--- start of DATA LINES ---

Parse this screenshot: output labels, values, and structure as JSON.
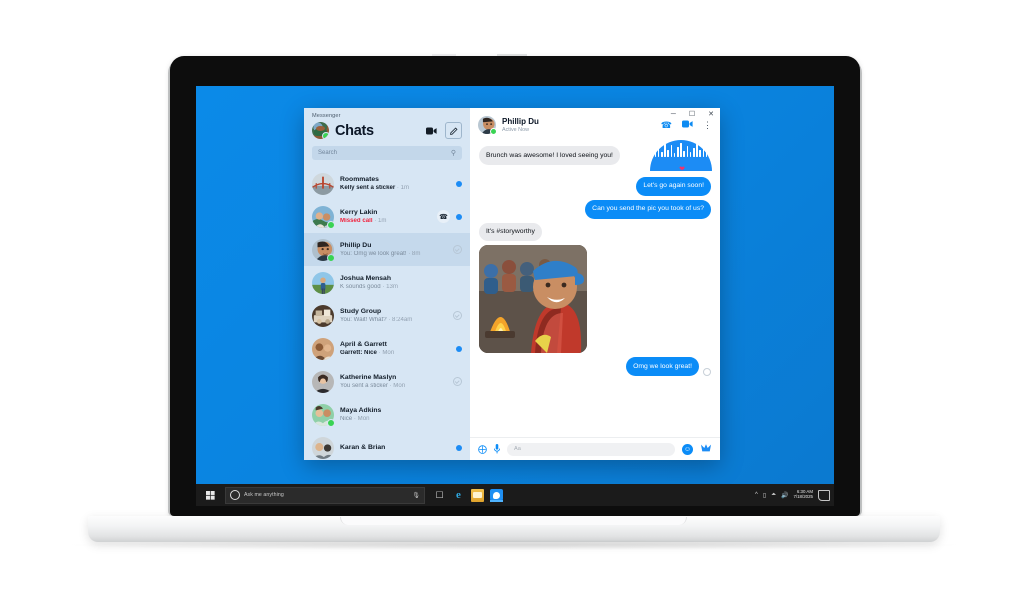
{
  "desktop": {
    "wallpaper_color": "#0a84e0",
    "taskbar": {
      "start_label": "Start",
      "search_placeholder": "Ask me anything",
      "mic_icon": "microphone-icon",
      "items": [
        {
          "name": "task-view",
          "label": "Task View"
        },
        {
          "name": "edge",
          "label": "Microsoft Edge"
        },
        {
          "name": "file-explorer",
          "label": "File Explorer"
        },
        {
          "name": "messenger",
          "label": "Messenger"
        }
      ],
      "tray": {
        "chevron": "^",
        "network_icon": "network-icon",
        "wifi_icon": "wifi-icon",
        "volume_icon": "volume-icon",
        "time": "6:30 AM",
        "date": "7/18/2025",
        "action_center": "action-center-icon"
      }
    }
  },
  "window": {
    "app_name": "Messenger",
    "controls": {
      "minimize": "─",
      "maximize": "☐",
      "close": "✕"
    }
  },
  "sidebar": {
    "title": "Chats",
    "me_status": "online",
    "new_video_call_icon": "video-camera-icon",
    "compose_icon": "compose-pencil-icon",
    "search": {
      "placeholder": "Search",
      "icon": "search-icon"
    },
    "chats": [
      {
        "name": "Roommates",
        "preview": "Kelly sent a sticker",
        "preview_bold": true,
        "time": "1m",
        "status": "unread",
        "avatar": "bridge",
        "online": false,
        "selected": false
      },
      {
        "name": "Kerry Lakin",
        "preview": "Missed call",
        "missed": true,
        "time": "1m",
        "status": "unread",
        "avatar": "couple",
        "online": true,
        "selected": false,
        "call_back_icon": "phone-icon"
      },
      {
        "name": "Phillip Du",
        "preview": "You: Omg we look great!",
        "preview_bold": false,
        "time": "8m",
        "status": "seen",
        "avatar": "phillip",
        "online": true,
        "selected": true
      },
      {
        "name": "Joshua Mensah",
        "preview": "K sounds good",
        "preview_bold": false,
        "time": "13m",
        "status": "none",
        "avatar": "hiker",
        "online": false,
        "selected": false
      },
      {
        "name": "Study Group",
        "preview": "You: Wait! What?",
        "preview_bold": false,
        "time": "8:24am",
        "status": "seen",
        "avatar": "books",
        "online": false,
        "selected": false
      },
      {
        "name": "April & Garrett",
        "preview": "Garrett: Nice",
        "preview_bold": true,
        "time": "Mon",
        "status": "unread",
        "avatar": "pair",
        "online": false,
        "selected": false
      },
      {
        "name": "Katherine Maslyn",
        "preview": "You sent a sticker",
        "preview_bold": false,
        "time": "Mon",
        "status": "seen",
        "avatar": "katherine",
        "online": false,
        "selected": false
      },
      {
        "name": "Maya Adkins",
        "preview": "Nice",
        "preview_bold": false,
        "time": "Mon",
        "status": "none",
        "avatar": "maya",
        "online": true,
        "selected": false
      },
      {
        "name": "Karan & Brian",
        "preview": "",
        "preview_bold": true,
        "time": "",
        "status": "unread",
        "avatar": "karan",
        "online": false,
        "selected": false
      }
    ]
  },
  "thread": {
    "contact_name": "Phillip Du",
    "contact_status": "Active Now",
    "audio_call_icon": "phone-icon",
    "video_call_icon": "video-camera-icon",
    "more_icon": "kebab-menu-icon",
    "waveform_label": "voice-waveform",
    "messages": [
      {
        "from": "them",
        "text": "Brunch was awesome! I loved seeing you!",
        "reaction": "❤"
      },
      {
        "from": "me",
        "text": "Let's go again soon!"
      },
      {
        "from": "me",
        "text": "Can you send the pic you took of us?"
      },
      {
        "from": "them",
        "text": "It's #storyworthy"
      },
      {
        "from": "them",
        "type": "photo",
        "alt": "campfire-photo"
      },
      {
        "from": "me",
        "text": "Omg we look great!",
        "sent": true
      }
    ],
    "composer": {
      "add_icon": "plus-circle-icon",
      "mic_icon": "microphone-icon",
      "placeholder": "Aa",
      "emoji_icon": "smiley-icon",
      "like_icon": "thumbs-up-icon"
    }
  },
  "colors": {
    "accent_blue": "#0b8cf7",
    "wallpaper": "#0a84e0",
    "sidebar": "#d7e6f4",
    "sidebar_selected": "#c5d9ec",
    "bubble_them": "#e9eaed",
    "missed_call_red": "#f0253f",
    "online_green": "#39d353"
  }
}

--- end of DATA LINES ---

Identify every line above with the string "video" in it. Copy those lines.

*SOLUTION TO THE PROBLEM:*
    "new_video_call_icon": "video-camera-icon",
    "video_call_icon": "video-camera-icon",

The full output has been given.